# SHORT EXERCISE
Make an exact copy of all the entries, with the pictures left out.

Records
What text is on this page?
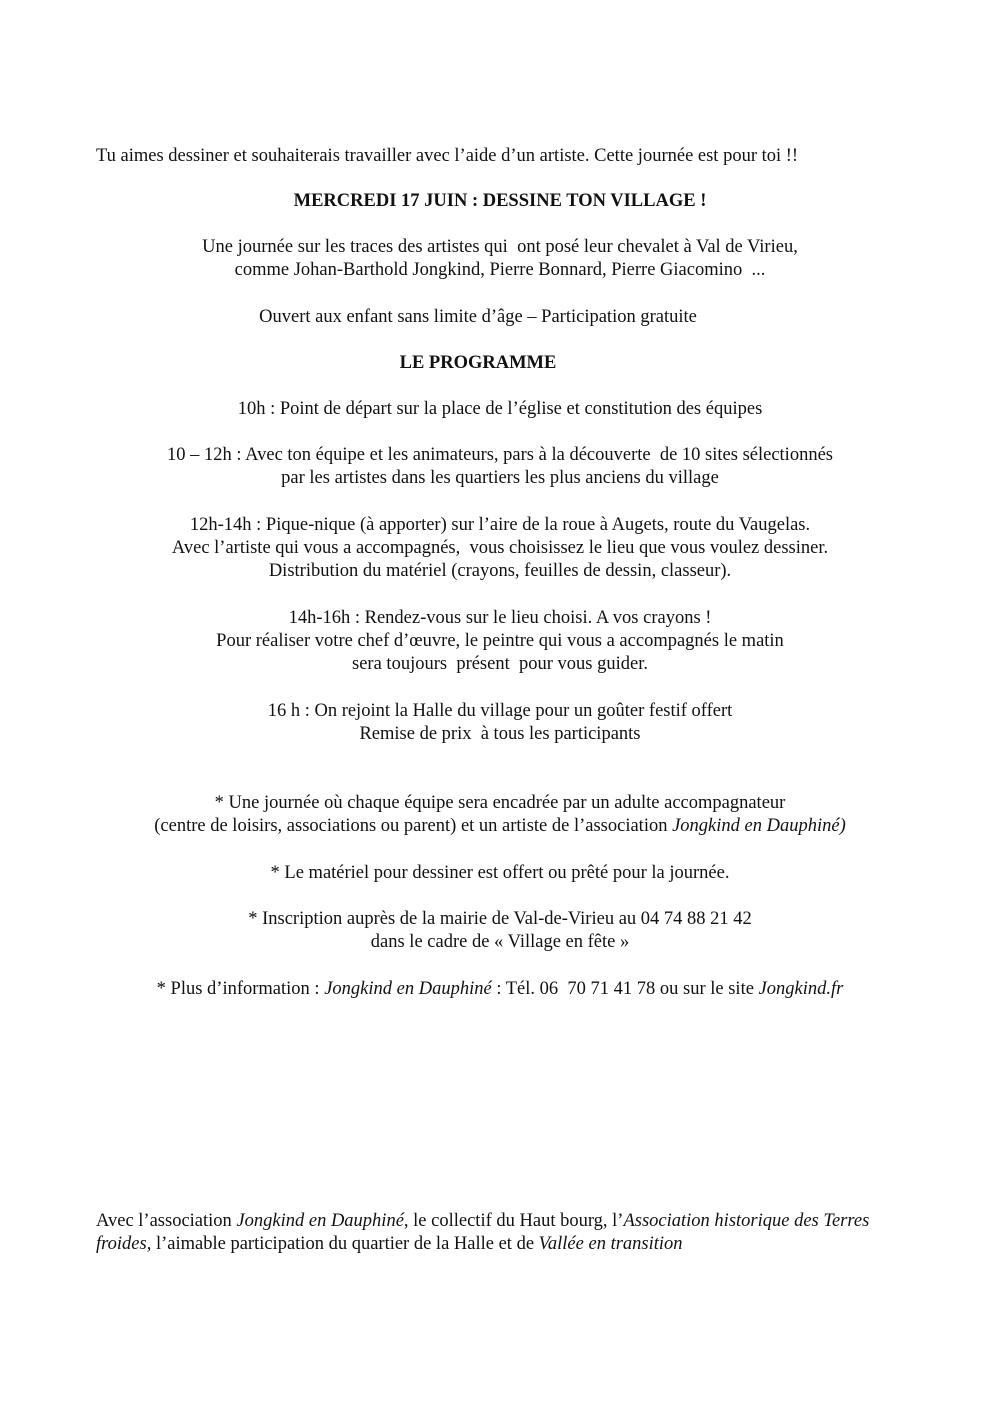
Tu aimes dessiner et souhaiterais travailler avec l’aide d’un artiste. Cette journée est pour toi !!

MERCREDI 17 JUIN : DESSINE TON VILLAGE !

Une journée sur les traces des artistes qui  ont posé leur chevalet à Val de Virieu,
comme Johan-Barthold Jongkind, Pierre Bonnard, Pierre Giacomino  ...

Ouvert aux enfant sans limite d’âge – Participation gratuite

LE PROGRAMME

10h : Point de départ sur la place de l’église et constitution des équipes
10 – 12h : Avec ton équipe et les animateurs, pars à la découverte  de 10 sites sélectionnés
par les artistes dans les quartiers les plus anciens du village
12h-14h : Pique-nique (à apporter) sur l’aire de la roue à Augets, route du Vaugelas.
Avec l’artiste qui vous a accompagnés,  vous choisissez le lieu que vous voulez dessiner.
Distribution du matériel (crayons, feuilles de dessin, classeur).
14h-16h : Rendez-vous sur le lieu choisi. A vos crayons !
Pour réaliser votre chef d’œuvre, le peintre qui vous a accompagnés le matin
sera toujours  présent  pour vous guider.
16 h : On rejoint la Halle du village pour un goûter festif offert
Remise de prix  à tous les participants
* Une journée où chaque équipe sera encadrée par un adulte accompagnateur
(centre de loisirs, associations ou parent) et un artiste de l’association Jongkind en Dauphiné)

* Le matériel pour dessiner est offert ou prêté pour la journée.

* Inscription auprès de la mairie de Val-de-Virieu au 04 74 88 21 42
dans le cadre de « Village en fête »

* Plus d’information : Jongkind en Dauphiné : Tél. 06  70 71 41 78 ou sur le site Jongkind.fr

Avec l’association Jongkind en Dauphiné, le collectif du Haut bourg, l’Association historique des Terres froides, l’aimable participation du quartier de la Halle et de Vallée en transition
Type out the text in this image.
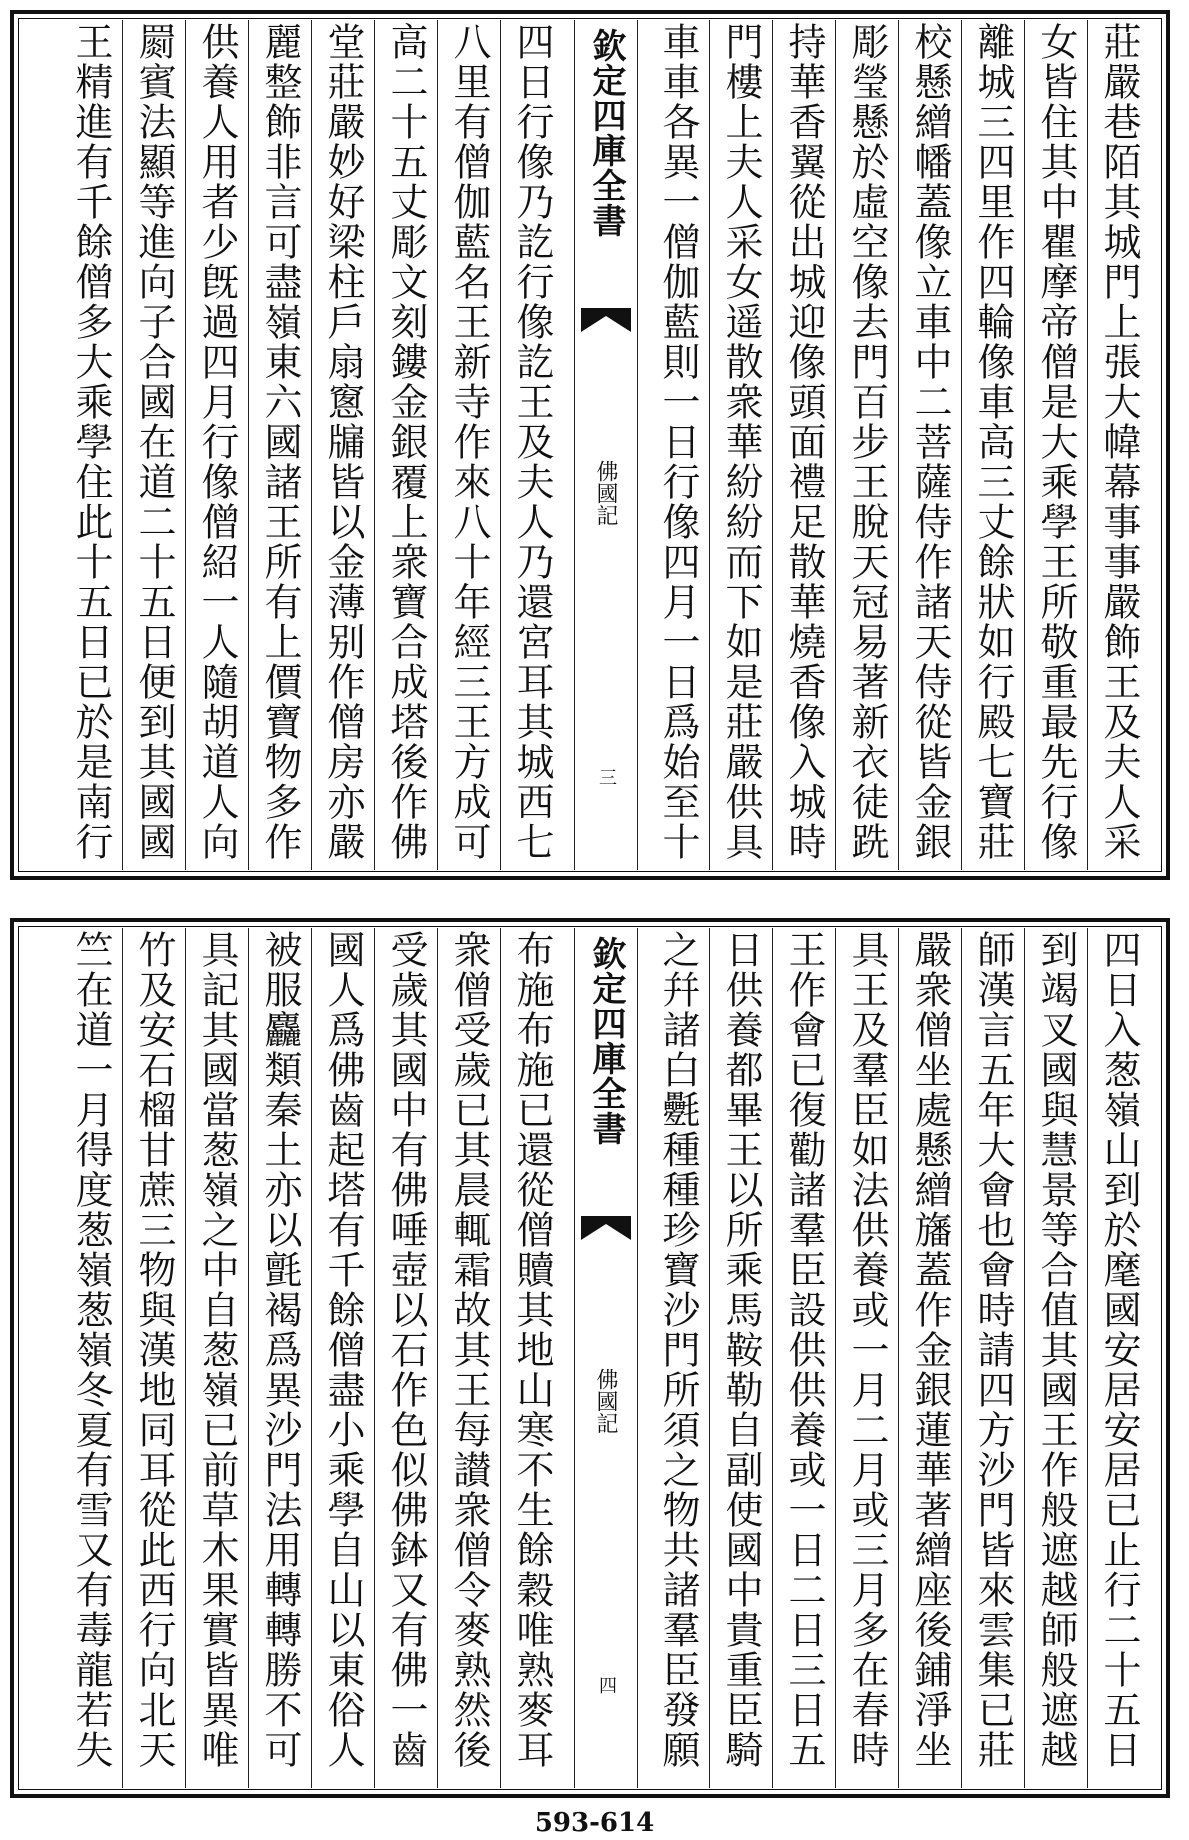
莊嚴巷陌其城門上張大幃幕事事嚴飾王及夫人采
女皆住其中瞿摩帝僧是大乘學王所敬重最先行像
離城三四里作四輪像車高三丈餘狀如行殿七寶莊
校懸繒幡蓋像立車中二菩薩侍作諸天侍從皆金銀
彫瑩懸於虛空像去門百步王脫天冠易著新衣徒跣
持華香翼從出城迎像頭面禮足散華燒香像入城時
門樓上夫人采女遥散衆華紛紛而下如是莊嚴供具
車車各異一僧伽藍則一日行像四月一日爲始至十
四日行像乃訖行像訖王及夫人乃還宮耳其城西七
八里有僧伽藍名王新寺作來八十年經三王方成可
高二十五丈彫文刻鏤金銀覆上衆寶合成塔後作佛
堂莊嚴妙好梁柱戶扇窻牖皆以金薄别作僧房亦嚴
麗整飾非言可盡嶺東六國諸王所有上價寶物多作
供養人用者少旣過四月行像僧紹一人隨胡道人向
罽賓法顯等進向子合國在道二十五日便到其國國
王精進有千餘僧多大乘學住此十五日已於是南行	欽定四庫全書
佛國記
三
四日入葱嶺山到於麾國安居安居已止行二十五日
到竭叉國與慧景等合值其國王作般遮越師般遮越
師漢言五年大會也會時請四方沙門皆來雲集已莊
嚴衆僧坐處懸繒旛蓋作金銀蓮華著繒座後鋪淨坐
具王及羣臣如法供養或一月二月或三月多在春時
王作會已復勸諸羣臣設供供養或一日二日三日五
日供養都畢王以所乘馬鞍勒自副使國中貴重臣騎
之幷諸白氎種種珍寶沙門所須之物共諸羣臣發願
布施布施已還從僧贖其地山寒不生餘穀唯熟麥耳
衆僧受歲已其晨輒霜故其王每讃衆僧令麥熟然後
受歲其國中有佛唾壺以石作色似佛鉢又有佛一齒
國人爲佛齒起塔有千餘僧盡小乘學自山以東俗人
被服麤類秦土亦以氈褐爲異沙門法用轉轉勝不可
具記其國當葱嶺之中自葱嶺已前草木果實皆異唯
竹及安石榴甘蔗三物與漢地同耳從此西行向北天
竺在道一月得度葱嶺葱嶺冬夏有雪又有毒龍若失	欽定四庫全書
佛國記
四
593-614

# ANSWER BELOW
What text is on this page?
Tu aimes dessiner et souhaiterais travailler avec l’aide d’un artiste. Cette journée est pour toi !!

MERCREDI 17 JUIN : DESSINE TON VILLAGE !

Une journée sur les traces des artistes qui  ont posé leur chevalet à Val de Virieu,
comme Johan-Barthold Jongkind, Pierre Bonnard, Pierre Giacomino  ...

Ouvert aux enfant sans limite d’âge – Participation gratuite

LE PROGRAMME

10h : Point de départ sur la place de l’église et constitution des équipes
10 – 12h : Avec ton équipe et les animateurs, pars à la découverte  de 10 sites sélectionnés
par les artistes dans les quartiers les plus anciens du village
12h-14h : Pique-nique (à apporter) sur l’aire de la roue à Augets, route du Vaugelas.
Avec l’artiste qui vous a accompagnés,  vous choisissez le lieu que vous voulez dessiner.
Distribution du matériel (crayons, feuilles de dessin, classeur).
14h-16h : Rendez-vous sur le lieu choisi. A vos crayons !
Pour réaliser votre chef d’œuvre, le peintre qui vous a accompagnés le matin
sera toujours  présent  pour vous guider.
16 h : On rejoint la Halle du village pour un goûter festif offert
Remise de prix  à tous les participants
* Une journée où chaque équipe sera encadrée par un adulte accompagnateur
(centre de loisirs, associations ou parent) et un artiste de l’association Jongkind en Dauphiné)

* Le matériel pour dessiner est offert ou prêté pour la journée.

* Inscription auprès de la mairie de Val-de-Virieu au 04 74 88 21 42
dans le cadre de « Village en fête »

* Plus d’information : Jongkind en Dauphiné : Tél. 06  70 71 41 78 ou sur le site Jongkind.fr

Avec l’association Jongkind en Dauphiné, le collectif du Haut bourg, l’Association historique des Terres froides, l’aimable participation du quartier de la Halle et de Vallée en transition
Type out the text in this image.
莊嚴巷陌其城門上張大幃幕事事嚴飾王及夫人采
女皆住其中瞿摩帝僧是大乘學王所敬重最先行像
離城三四里作四輪像車高三丈餘狀如行殿七寶莊
校懸繒幡蓋像立車中二菩薩侍作諸天侍從皆金銀
彫瑩懸於虛空像去門百步王脫天冠易著新衣徒跣
持華香翼從出城迎像頭面禮足散華燒香像入城時
門樓上夫人采女遥散衆華紛紛而下如是莊嚴供具
車車各異一僧伽藍則一日行像四月一日爲始至十
四日行像乃訖行像訖王及夫人乃還宮耳其城西七
八里有僧伽藍名王新寺作來八十年經三王方成可
高二十五丈彫文刻鏤金銀覆上衆寶合成塔後作佛
堂莊嚴妙好梁柱戶扇窻牖皆以金薄别作僧房亦嚴
麗整飾非言可盡嶺東六國諸王所有上價寶物多作
供養人用者少旣過四月行像僧紹一人隨胡道人向
罽賓法顯等進向子合國在道二十五日便到其國國
王精進有千餘僧多大乘學住此十五日已於是南行	欽定四庫全書
佛國記
三
四日入葱嶺山到於麾國安居安居已止行二十五日
到竭叉國與慧景等合值其國王作般遮越師般遮越
師漢言五年大會也會時請四方沙門皆來雲集已莊
嚴衆僧坐處懸繒旛蓋作金銀蓮華著繒座後鋪淨坐
具王及羣臣如法供養或一月二月或三月多在春時
王作會已復勸諸羣臣設供供養或一日二日三日五
日供養都畢王以所乘馬鞍勒自副使國中貴重臣騎
之幷諸白氎種種珍寶沙門所須之物共諸羣臣發願
布施布施已還從僧贖其地山寒不生餘穀唯熟麥耳
衆僧受歲已其晨輒霜故其王每讃衆僧令麥熟然後
受歲其國中有佛唾壺以石作色似佛鉢又有佛一齒
國人爲佛齒起塔有千餘僧盡小乘學自山以東俗人
被服麤類秦土亦以氈褐爲異沙門法用轉轉勝不可
具記其國當葱嶺之中自葱嶺已前草木果實皆異唯
竹及安石榴甘蔗三物與漢地同耳從此西行向北天
竺在道一月得度葱嶺葱嶺冬夏有雪又有毒龍若失	欽定四庫全書
佛國記
四
593-614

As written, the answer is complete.